§ Directions
Select, from the data, each line where "communes" occurs.

** begin Available records **

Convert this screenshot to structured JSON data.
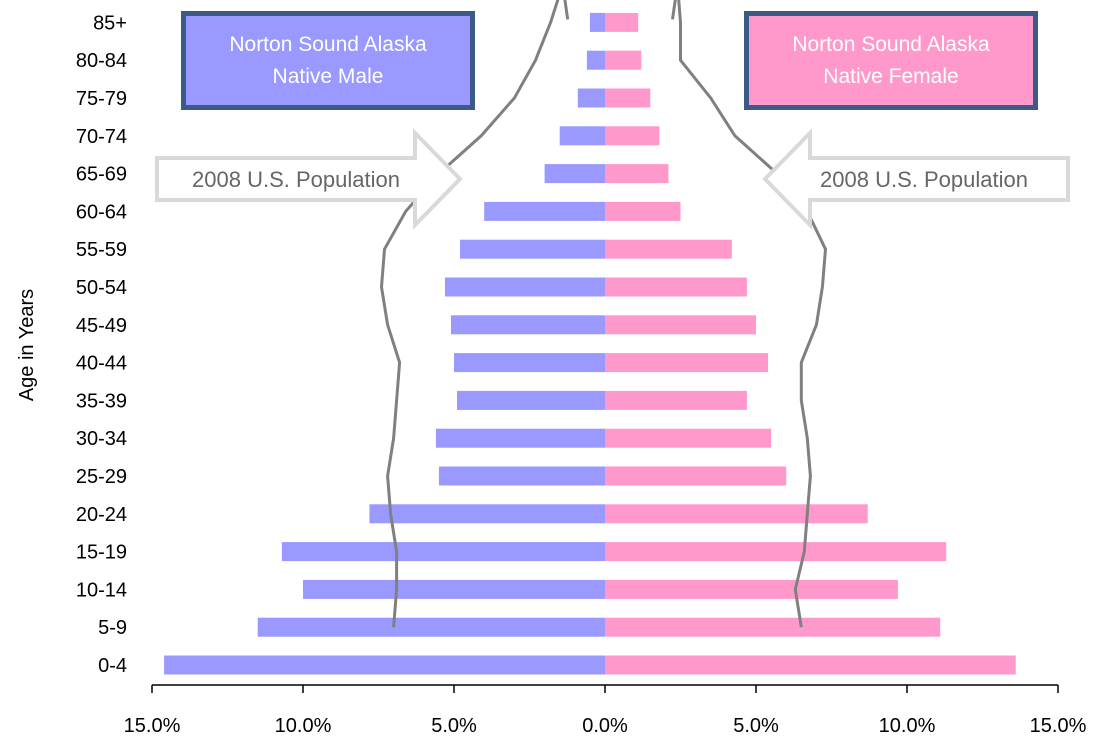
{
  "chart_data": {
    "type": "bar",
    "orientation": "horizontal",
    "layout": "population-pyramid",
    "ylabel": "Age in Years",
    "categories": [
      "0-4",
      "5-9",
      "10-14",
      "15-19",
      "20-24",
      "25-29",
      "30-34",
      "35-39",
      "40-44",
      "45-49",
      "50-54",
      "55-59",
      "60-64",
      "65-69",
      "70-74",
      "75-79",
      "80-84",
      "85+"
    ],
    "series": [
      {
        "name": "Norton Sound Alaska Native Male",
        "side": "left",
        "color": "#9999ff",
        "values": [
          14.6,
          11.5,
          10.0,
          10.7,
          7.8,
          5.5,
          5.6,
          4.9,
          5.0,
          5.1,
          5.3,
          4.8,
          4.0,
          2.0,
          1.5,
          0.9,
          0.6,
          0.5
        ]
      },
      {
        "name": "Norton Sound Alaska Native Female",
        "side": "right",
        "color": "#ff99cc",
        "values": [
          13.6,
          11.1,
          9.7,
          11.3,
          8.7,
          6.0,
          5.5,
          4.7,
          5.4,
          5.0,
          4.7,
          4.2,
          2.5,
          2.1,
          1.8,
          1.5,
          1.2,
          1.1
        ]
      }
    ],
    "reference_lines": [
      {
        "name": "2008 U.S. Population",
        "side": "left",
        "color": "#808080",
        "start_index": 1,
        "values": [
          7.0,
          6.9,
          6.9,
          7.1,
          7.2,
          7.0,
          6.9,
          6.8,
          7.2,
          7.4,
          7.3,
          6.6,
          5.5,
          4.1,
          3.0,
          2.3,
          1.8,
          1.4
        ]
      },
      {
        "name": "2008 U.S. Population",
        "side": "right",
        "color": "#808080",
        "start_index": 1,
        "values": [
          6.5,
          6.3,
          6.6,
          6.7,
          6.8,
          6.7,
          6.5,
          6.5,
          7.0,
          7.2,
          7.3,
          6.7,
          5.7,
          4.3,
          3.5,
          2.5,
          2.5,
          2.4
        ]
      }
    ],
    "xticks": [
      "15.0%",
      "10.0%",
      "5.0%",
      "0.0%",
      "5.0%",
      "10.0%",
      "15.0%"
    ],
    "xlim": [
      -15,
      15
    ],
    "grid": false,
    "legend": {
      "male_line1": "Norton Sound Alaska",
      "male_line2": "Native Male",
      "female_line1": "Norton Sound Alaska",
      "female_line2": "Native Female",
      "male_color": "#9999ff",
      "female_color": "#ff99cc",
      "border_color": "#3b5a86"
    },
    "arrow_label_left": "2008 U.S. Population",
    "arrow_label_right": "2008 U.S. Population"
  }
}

** end Available records **
** begin Available records **

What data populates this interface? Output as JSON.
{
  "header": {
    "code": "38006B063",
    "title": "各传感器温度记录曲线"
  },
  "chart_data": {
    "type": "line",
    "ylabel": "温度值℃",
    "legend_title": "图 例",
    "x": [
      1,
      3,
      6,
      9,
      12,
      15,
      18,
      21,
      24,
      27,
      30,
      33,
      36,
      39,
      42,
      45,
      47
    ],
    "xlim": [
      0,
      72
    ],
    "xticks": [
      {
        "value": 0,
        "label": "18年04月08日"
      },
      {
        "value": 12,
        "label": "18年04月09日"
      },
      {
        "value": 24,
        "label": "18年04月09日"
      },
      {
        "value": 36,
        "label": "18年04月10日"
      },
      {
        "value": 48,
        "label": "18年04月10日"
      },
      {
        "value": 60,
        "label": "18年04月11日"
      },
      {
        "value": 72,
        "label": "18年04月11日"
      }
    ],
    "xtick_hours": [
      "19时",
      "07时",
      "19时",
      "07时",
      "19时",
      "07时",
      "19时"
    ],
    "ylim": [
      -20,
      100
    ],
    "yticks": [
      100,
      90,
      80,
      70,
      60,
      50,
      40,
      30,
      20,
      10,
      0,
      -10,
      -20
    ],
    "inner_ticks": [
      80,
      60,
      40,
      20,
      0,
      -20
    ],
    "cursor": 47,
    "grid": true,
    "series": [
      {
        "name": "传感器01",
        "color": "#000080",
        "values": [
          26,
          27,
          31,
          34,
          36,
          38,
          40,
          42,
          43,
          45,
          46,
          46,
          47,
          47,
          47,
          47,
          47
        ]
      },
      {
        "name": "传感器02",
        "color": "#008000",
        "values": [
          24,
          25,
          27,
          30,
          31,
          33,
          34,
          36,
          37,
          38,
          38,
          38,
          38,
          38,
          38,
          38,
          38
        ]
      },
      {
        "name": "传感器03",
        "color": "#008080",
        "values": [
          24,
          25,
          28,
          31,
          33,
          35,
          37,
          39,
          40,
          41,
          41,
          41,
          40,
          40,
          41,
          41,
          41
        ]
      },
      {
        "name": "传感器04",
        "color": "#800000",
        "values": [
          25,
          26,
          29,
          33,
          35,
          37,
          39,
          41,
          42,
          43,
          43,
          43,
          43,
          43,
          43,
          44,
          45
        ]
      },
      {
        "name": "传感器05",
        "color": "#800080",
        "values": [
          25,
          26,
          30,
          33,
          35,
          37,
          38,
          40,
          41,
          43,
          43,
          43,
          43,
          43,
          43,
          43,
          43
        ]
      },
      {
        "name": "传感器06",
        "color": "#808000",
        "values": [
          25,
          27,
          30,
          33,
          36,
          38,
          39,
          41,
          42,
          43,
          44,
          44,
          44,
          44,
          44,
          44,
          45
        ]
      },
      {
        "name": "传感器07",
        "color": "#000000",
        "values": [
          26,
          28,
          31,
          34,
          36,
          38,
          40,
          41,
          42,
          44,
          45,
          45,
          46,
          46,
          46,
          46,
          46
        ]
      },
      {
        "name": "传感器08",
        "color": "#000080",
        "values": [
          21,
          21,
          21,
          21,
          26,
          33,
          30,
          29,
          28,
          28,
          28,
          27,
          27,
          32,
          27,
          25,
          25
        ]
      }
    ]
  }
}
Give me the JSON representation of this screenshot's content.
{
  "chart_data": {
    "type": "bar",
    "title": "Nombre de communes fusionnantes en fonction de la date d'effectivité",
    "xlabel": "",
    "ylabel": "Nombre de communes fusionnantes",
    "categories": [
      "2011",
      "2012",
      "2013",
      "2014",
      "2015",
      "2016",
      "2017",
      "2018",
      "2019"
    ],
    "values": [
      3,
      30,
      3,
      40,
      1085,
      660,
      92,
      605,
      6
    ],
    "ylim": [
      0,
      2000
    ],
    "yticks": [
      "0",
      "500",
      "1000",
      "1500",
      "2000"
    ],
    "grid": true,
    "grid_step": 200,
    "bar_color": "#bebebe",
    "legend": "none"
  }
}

** end Available records **

§ Task solution
    "title": "Nombre de communes fusionnantes en fonction de la date d'effectivité",
    "ylabel": "Nombre de communes fusionnantes",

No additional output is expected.